__PROBLEM TO WORK ON__
Within the listing below, locate all lines containing the word "системы". Copy each one.
──────── INFORMATION SHOWN ────────
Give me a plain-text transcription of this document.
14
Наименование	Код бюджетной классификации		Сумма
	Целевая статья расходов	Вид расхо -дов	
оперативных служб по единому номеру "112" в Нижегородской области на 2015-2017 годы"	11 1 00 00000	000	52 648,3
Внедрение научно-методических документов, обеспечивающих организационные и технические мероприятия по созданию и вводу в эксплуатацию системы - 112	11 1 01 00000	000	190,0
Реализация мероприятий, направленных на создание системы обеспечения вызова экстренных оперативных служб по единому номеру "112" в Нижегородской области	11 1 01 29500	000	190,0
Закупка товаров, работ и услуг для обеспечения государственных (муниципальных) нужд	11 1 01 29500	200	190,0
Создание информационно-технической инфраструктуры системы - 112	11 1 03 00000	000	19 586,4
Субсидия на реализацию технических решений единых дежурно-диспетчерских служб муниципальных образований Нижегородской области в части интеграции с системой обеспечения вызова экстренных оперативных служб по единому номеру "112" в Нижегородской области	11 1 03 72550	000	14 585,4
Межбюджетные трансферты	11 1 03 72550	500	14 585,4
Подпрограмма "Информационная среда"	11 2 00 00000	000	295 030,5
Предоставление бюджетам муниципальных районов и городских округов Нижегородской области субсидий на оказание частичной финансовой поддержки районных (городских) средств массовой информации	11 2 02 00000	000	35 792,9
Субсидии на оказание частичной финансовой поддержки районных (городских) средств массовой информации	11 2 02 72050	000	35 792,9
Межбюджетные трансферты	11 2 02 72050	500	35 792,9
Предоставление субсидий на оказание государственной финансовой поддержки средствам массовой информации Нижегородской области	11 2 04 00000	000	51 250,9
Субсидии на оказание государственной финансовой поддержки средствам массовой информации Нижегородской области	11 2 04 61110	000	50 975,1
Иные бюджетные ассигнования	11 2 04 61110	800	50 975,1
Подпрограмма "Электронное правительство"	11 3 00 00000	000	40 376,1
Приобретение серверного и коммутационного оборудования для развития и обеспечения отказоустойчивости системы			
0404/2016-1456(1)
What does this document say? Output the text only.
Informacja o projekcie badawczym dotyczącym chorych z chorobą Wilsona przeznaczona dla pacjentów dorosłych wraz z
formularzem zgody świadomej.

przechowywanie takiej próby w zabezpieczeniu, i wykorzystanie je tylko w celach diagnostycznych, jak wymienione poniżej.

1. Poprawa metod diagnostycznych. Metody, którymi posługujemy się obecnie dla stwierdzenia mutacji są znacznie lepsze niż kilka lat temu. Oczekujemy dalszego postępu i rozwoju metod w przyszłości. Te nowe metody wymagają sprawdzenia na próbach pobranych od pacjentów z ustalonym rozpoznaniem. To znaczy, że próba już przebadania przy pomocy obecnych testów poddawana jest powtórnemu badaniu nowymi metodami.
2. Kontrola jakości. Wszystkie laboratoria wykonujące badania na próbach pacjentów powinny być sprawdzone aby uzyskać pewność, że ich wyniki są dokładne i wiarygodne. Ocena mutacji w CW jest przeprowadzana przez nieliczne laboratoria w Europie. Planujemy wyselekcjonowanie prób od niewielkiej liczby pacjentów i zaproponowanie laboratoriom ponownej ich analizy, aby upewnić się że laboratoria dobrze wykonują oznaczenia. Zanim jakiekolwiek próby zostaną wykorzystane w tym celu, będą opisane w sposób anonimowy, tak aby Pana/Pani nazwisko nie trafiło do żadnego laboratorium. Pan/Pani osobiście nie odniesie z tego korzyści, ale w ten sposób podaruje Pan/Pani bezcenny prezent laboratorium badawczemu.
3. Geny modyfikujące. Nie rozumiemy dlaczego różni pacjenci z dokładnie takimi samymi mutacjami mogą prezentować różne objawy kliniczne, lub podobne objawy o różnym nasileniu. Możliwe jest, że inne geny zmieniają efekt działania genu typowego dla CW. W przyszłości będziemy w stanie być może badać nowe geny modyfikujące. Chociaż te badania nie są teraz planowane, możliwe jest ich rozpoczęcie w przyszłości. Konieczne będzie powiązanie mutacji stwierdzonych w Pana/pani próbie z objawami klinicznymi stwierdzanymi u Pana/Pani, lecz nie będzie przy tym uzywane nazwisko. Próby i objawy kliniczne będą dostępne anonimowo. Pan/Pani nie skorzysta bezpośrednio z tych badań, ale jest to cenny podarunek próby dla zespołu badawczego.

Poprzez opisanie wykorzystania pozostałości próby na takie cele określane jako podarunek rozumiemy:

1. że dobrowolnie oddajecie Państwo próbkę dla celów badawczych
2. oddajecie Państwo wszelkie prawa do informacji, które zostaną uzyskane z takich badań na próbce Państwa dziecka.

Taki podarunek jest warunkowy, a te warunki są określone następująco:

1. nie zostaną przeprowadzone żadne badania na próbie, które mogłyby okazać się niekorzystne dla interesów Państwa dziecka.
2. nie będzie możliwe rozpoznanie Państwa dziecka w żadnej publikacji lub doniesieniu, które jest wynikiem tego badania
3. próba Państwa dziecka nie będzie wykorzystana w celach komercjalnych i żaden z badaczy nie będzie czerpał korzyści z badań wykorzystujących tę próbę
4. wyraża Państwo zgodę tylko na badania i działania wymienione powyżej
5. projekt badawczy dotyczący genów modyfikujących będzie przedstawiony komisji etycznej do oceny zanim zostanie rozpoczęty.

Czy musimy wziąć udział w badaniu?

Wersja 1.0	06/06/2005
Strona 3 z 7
────────
──────── INFORMATION SHOWN ────────
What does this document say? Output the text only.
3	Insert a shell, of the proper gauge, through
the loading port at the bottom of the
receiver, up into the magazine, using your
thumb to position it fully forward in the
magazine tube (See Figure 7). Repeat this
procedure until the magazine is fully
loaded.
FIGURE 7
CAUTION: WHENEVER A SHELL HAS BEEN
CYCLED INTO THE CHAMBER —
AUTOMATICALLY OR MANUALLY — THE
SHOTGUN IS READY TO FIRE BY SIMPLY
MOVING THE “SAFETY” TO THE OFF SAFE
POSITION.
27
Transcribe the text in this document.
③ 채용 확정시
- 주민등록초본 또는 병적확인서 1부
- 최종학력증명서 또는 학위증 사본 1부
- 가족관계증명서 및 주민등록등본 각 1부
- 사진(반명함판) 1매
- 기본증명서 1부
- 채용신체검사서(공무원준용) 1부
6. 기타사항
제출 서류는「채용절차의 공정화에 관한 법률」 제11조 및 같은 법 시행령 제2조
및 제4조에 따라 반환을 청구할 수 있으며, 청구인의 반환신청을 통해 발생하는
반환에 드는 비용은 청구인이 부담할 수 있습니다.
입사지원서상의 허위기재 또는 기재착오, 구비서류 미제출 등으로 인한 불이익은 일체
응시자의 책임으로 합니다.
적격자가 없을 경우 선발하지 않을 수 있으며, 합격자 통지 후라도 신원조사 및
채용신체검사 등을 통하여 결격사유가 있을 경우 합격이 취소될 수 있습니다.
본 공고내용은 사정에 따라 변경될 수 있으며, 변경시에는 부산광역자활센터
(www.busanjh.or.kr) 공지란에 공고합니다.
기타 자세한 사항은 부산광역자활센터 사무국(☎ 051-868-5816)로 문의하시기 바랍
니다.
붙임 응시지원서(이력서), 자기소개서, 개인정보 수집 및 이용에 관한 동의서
────────
__PROBLEM SOLUTION__
Внедрение научно-методических документов, обеспечивающих организационные и технические мероприятия по созданию и вводу в эксплуатацию системы - 112	11 1 01 00000	000	190,0
Реализация мероприятий, направленных на создание системы обеспечения вызова экстренных оперативных служб по единому номеру "112" в Нижегородской области	11 1 01 29500	000	190,0
Создание информационно-технической инфраструктуры системы - 112	11 1 03 00000	000	19 586,4
Приобретение серверного и коммутационного оборудования для развития и обеспечения отказоустойчивости системы			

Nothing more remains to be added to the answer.